- **Records to process**:
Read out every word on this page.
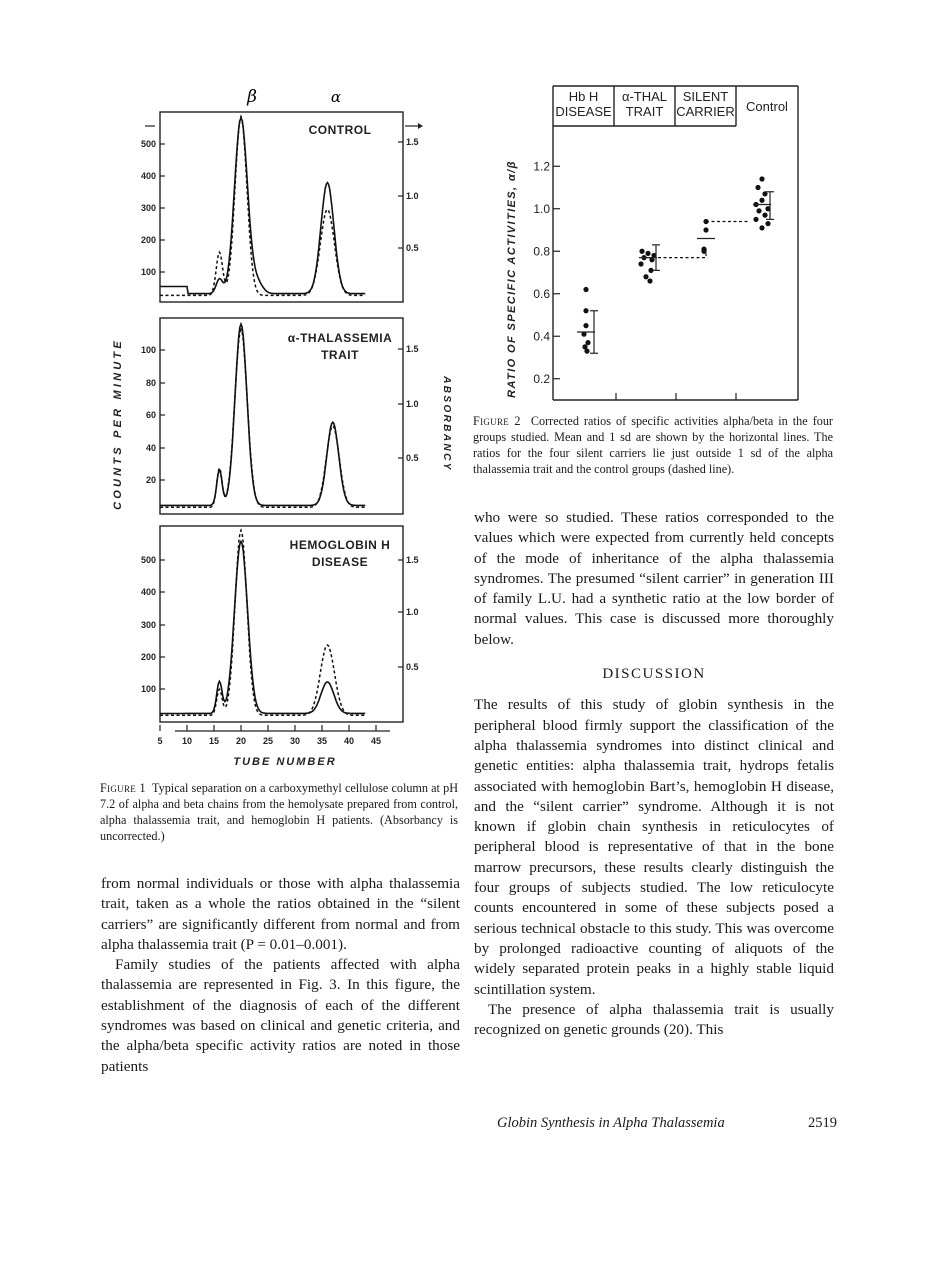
β	α
CONTROL
500
400
300
200
100
1.5
1.0
0.5
α-THALASSEMIA
TRAIT
100
80
60
40
20
1.5
1.0
0.5
HEMOGLOBIN H
DISEASE
500
400
300
200
100
1.5
1.0
0.5
COUNTS PER MINUTE	ABSORBANCY
5 10 15 20 25 30 35 40 45
TUBE NUMBER
Figure 1 Typical separation on a carboxymethyl cellulose column at pH 7.2 of alpha and beta chains from the hemolysate prepared from control, alpha thalassemia trait, and hemoglobin H patients. (Absorbancy is uncorrected.)
Hb H
DISEASE
α-THAL
TRAIT
SILENT
CARRIER Control
1.2
1.0
0.8
0.6
0.4
0.2
RATIO OF SPECIFIC ACTIVITIES, α/β
Figure 2 Corrected ratios of specific activities alpha/beta in the four groups studied. Mean and 1 sd are shown by the horizontal lines. The ratios for the four silent carriers lie just outside 1 sd of the alpha thalassemia trait and the control groups (dashed line).

who were so studied. These ratios corresponded to the values which were expected from currently held concepts of the mode of inheritance of the alpha thalassemia syndromes. The presumed “silent carrier” in generation III of family L.U. had a synthetic ratio at the low border of normal values. This case is discussed more thoroughly below.

DISCUSSION

The results of this study of globin synthesis in the peripheral blood firmly support the classification of the alpha thalassemia syndromes into distinct clinical and genetic entities: alpha thalassemia trait, hydrops fetalis associated with hemoglobin Bart’s, hemoglobin H disease, and the “silent carrier” syndrome. Although it is not known if globin chain synthesis in reticulocytes of peripheral blood is representative of that in the bone marrow precursors, these results clearly distinguish the four groups of subjects studied. The low reticulocyte counts encountered in some of these subjects posed a serious technical obstacle to this study. This was overcome by prolonged radioactive counting of aliquots of the widely separated protein peaks in a highly stable liquid scintillation system.

The presence of alpha thalassemia trait is usually recognized on genetic grounds (20). This

from normal individuals or those with alpha thalassemia trait, taken as a whole the ratios obtained in the “silent carriers” are significantly different from normal and from alpha thalassemia trait (P = 0.01–0.001).

Family studies of the patients affected with alpha thalassemia are represented in Fig. 3. In this figure, the establishment of the diagnosis of each of the different syndromes was based on clinical and genetic criteria, and the alpha/beta specific activity ratios are noted in those patients

Globin Synthesis in Alpha Thalassemia	2519
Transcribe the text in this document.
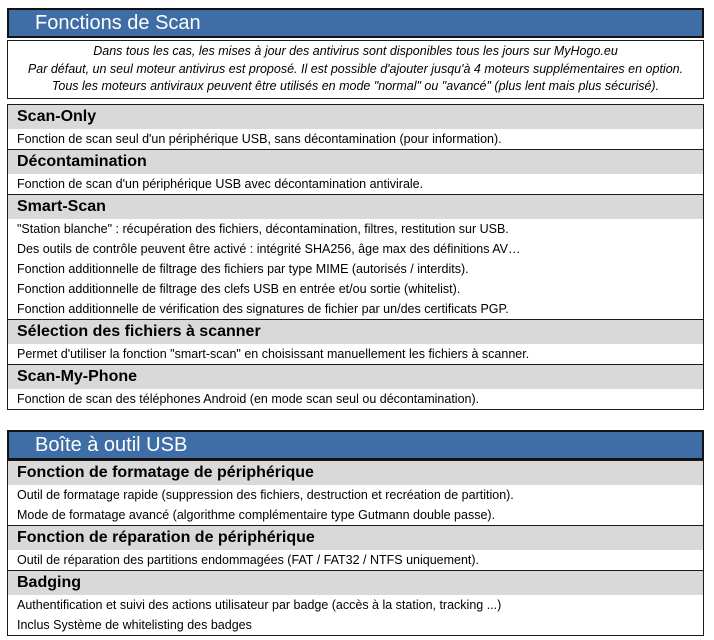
Fonctions de Scan
Dans tous les cas, les mises à jour des antivirus sont disponibles tous les jours sur MyHogo.eu
Par défaut, un seul moteur antivirus est proposé. Il est possible d'ajouter jusqu'à 4 moteurs supplémentaires en option.
Tous les moteurs antiviraux peuvent être utilisés en mode "normal" ou "avancé" (plus lent mais plus sécurisé).
Scan-Only
Fonction de scan seul d'un périphérique USB, sans décontamination (pour information).
Décontamination
Fonction de scan d'un périphérique USB avec décontamination antivirale.
Smart-Scan
"Station blanche" : récupération des fichiers, décontamination, filtres, restitution sur USB.
Des outils de contrôle peuvent être activé : intégrité SHA256, âge max des définitions AV…
Fonction additionnelle de filtrage des fichiers par type MIME (autorisés / interdits).
Fonction additionnelle de filtrage des clefs USB en entrée et/ou sortie (whitelist).
Fonction additionnelle de vérification des signatures de fichier par un/des certificats PGP.
Sélection des fichiers à scanner
Permet d'utiliser la fonction "smart-scan" en choisissant manuellement les fichiers à scanner.
Scan-My-Phone
Fonction de scan des téléphones Android (en mode scan seul ou décontamination).
Boîte à outil USB
Fonction de formatage de périphérique
Outil de formatage rapide (suppression des fichiers, destruction et recréation de partition).
Mode de formatage avancé (algorithme complémentaire type Gutmann double passe).
Fonction de réparation de périphérique
Outil de réparation des partitions endommagées (FAT / FAT32 / NTFS uniquement).
Badging
Authentification et suivi des actions utilisateur par badge (accès à la station, tracking ...)
Inclus Système de whitelisting des badges
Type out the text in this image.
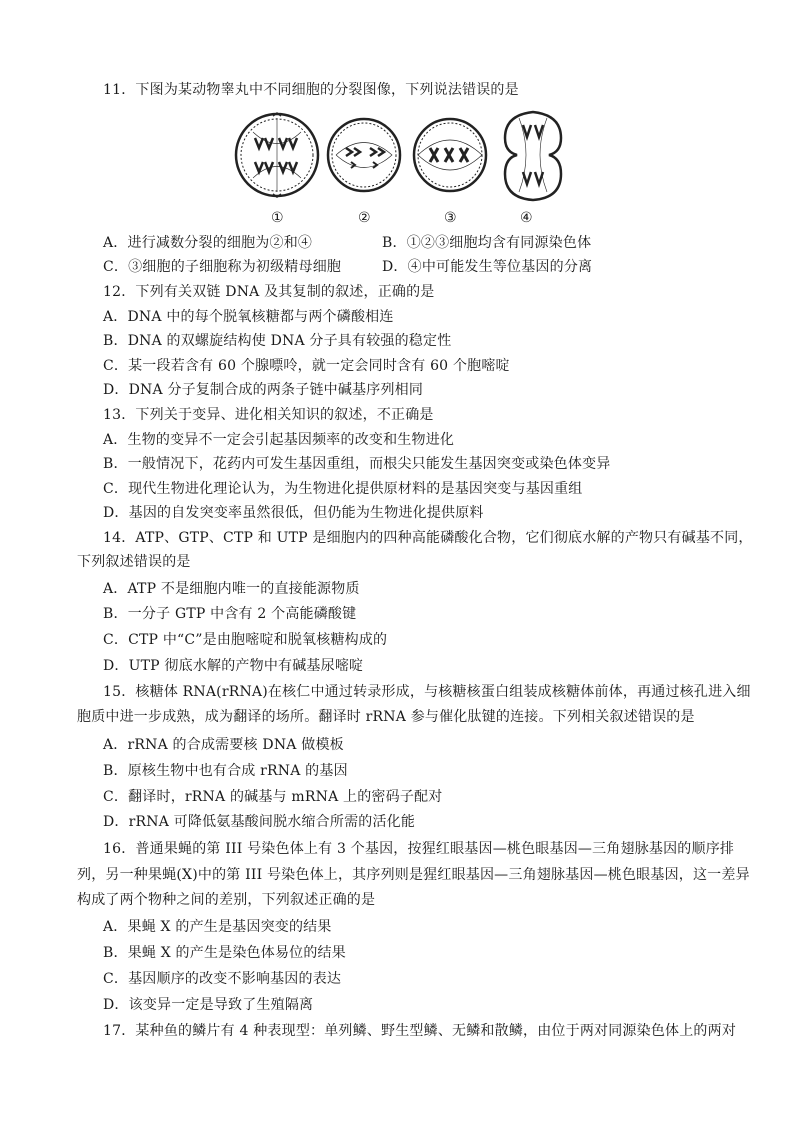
11．下图为某动物睾丸中不同细胞的分裂图像，下列说法错误的是
①	②	③	④
A．进行减数分裂的细胞为②和④	B．①②③细胞均含有同源染色体
C．③细胞的子细胞称为初级精母细胞	D．④中可能发生等位基因的分离
12．下列有关双链 DNA 及其复制的叙述，正确的是
A．DNA 中的每个脱氧核糖都与两个磷酸相连
B．DNA 的双螺旋结构使 DNA 分子具有较强的稳定性
C．某一段若含有 60 个腺嘌呤，就一定会同时含有 60 个胞嘧啶
D．DNA 分子复制合成的两条子链中碱基序列相同
13．下列关于变异、进化相关知识的叙述，不正确是
A．生物的变异不一定会引起基因频率的改变和生物进化
B．一般情况下，花药内可发生基因重组，而根尖只能发生基因突变或染色体变异
C．现代生物进化理论认为，为生物进化提供原材料的是基因突变与基因重组
D．基因的自发突变率虽然很低，但仍能为生物进化提供原料
14．ATP、GTP、CTP 和 UTP 是细胞内的四种高能磷酸化合物，它们彻底水解的产物只有碱基不同，
下列叙述错误的是
A．ATP 不是细胞内唯一的直接能源物质
B．一分子 GTP 中含有 2 个高能磷酸键
C．CTP 中“C”是由胞嘧啶和脱氧核糖构成的
D．UTP 彻底水解的产物中有碱基尿嘧啶
15．核糖体 RNA(rRNA)在核仁中通过转录形成，与核糖核蛋白组装成核糖体前体，再通过核孔进入细
胞质中进一步成熟，成为翻译的场所。翻译时 rRNA 参与催化肽键的连接。下列相关叙述错误的是
A．rRNA 的合成需要核 DNA 做模板
B．原核生物中也有合成 rRNA 的基因
C．翻译时，rRNA 的碱基与 mRNA 上的密码子配对
D．rRNA 可降低氨基酸间脱水缩合所需的活化能
16．普通果蝇的第 III 号染色体上有 3 个基因，按猩红眼基因—桃色眼基因—三角翅脉基因的顺序排
列，另一种果蝇(X)中的第 III 号染色体上，其序列则是猩红眼基因—三角翅脉基因—桃色眼基因，这一差异
构成了两个物种之间的差别，下列叙述正确的是
A．果蝇 X 的产生是基因突变的结果
B．果蝇 X 的产生是染色体易位的结果
C．基因顺序的改变不影响基因的表达
D．该变异一定是导致了生殖隔离
17．某种鱼的鳞片有 4 种表现型：单列鳞、野生型鳞、无鳞和散鳞，由位于两对同源染色体上的两对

- **Exercise**: Take the word "réparation" and find each line of the material that contains it. Copy those lines.

- **Answer for the task**:
Fonction de réparation de périphérique
Outil de réparation des partitions endommagées (FAT / FAT32 / NTFS uniquement).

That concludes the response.